- Set problem:
Reproduce all entries precisely as they are written.

- Provided records:
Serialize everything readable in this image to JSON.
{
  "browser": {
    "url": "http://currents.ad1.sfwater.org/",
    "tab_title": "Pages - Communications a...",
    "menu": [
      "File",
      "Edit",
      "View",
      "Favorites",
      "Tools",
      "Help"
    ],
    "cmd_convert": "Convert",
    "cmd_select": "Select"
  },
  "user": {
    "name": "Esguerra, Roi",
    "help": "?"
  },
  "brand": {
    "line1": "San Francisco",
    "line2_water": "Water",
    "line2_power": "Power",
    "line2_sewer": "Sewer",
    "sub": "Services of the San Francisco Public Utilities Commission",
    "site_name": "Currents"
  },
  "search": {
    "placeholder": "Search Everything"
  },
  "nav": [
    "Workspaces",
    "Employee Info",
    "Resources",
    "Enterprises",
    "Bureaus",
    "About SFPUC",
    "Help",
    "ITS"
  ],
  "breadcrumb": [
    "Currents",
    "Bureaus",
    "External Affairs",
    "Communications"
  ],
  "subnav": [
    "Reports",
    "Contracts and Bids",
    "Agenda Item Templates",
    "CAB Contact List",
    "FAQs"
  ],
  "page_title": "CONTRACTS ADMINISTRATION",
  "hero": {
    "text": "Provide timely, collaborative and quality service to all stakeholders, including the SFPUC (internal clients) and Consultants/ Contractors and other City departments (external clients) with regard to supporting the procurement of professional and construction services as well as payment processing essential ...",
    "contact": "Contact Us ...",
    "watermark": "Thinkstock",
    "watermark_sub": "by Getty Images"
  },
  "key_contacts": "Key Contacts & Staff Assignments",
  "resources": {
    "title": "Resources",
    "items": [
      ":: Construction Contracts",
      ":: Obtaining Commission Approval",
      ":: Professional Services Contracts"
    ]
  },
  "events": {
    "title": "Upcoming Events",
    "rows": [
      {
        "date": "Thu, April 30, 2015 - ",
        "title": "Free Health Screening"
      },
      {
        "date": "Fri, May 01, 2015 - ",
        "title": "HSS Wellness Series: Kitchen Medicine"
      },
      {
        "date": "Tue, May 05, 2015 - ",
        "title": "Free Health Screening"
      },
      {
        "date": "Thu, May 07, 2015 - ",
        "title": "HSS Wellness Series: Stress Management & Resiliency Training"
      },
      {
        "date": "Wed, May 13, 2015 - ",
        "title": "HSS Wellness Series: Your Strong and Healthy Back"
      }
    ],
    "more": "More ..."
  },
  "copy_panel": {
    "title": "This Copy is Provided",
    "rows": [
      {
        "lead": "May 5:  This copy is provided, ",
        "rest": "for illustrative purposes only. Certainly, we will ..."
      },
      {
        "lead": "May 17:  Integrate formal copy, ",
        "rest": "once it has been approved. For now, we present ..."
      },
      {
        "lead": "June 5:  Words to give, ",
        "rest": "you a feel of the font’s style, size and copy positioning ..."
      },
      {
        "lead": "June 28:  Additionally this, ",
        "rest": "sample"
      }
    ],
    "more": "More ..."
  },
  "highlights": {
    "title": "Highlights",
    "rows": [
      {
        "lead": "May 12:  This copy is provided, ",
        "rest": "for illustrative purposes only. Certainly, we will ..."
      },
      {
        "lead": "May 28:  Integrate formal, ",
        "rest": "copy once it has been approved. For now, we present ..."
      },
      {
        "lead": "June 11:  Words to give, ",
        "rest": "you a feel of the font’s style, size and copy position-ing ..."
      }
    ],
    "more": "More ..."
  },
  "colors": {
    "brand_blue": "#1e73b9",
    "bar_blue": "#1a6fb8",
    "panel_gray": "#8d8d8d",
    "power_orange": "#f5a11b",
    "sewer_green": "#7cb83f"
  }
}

- Task answer:
Serialize everything readable in this image to JSON.
{
  "browser": {
    "url": "http://currents.ad1.sfwater.org/",
    "tab_title": "Pages - Communications a...",
    "menu": [
      "File",
      "Edit",
      "View",
      "Favorites",
      "Tools",
      "Help"
    ],
    "cmd_convert": "Convert",
    "cmd_select": "Select"
  },
  "user": {
    "name": "Esguerra, Roi",
    "help": "?"
  },
  "brand": {
    "line1": "San Francisco",
    "line2_water": "Water",
    "line2_power": "Power",
    "line2_sewer": "Sewer",
    "sub": "Services of the San Francisco Public Utilities Commission",
    "site_name": "Currents"
  },
  "search": {
    "placeholder": "Search Everything"
  },
  "nav": [
    "Workspaces",
    "Employee Info",
    "Resources",
    "Enterprises",
    "Bureaus",
    "About SFPUC",
    "Help",
    "ITS"
  ],
  "breadcrumb": [
    "Currents",
    "Bureaus",
    "External Affairs",
    "Communications"
  ],
  "subnav": [
    "Reports",
    "Contracts and Bids",
    "Agenda Item Templates",
    "CAB Contact List",
    "FAQs"
  ],
  "page_title": "CONTRACTS ADMINISTRATION",
  "hero": {
    "text": "Provide timely, collaborative and quality service to all stakeholders, including the SFPUC (internal clients) and Consultants/ Contractors and other City departments (external clients) with regard to supporting the procurement of professional and construction services as well as payment processing essential ...",
    "contact": "Contact Us ...",
    "watermark": "Thinkstock",
    "watermark_sub": "by Getty Images"
  },
  "key_contacts": "Key Contacts & Staff Assignments",
  "resources": {
    "title": "Resources",
    "items": [
      ":: Construction Contracts",
      ":: Obtaining Commission Approval",
      ":: Professional Services Contracts"
    ]
  },
  "events": {
    "title": "Upcoming Events",
    "rows": [
      {
        "date": "Thu, April 30, 2015 - ",
        "title": "Free Health Screening"
      },
      {
        "date": "Fri, May 01, 2015 - ",
        "title": "HSS Wellness Series: Kitchen Medicine"
      },
      {
        "date": "Tue, May 05, 2015 - ",
        "title": "Free Health Screening"
      },
      {
        "date": "Thu, May 07, 2015 - ",
        "title": "HSS Wellness Series: Stress Management & Resiliency Training"
      },
      {
        "date": "Wed, May 13, 2015 - ",
        "title": "HSS Wellness Series: Your Strong and Healthy Back"
      }
    ],
    "more": "More ..."
  },
  "copy_panel": {
    "title": "This Copy is Provided",
    "rows": [
      {
        "lead": "May 5:  This copy is provided, ",
        "rest": "for illustrative purposes only. Certainly, we will ..."
      },
      {
        "lead": "May 17:  Integrate formal copy, ",
        "rest": "once it has been approved. For now, we present ..."
      },
      {
        "lead": "June 5:  Words to give, ",
        "rest": "you a feel of the font’s style, size and copy positioning ..."
      },
      {
        "lead": "June 28:  Additionally this, ",
        "rest": "sample"
      }
    ],
    "more": "More ..."
  },
  "highlights": {
    "title": "Highlights",
    "rows": [
      {
        "lead": "May 12:  This copy is provided, ",
        "rest": "for illustrative purposes only. Certainly, we will ..."
      },
      {
        "lead": "May 28:  Integrate formal, ",
        "rest": "copy once it has been approved. For now, we present ..."
      },
      {
        "lead": "June 11:  Words to give, ",
        "rest": "you a feel of the font’s style, size and copy position-ing ..."
      }
    ],
    "more": "More ..."
  },
  "colors": {
    "brand_blue": "#1e73b9",
    "bar_blue": "#1a6fb8",
    "panel_gray": "#8d8d8d",
    "power_orange": "#f5a11b",
    "sewer_green": "#7cb83f"
  }
}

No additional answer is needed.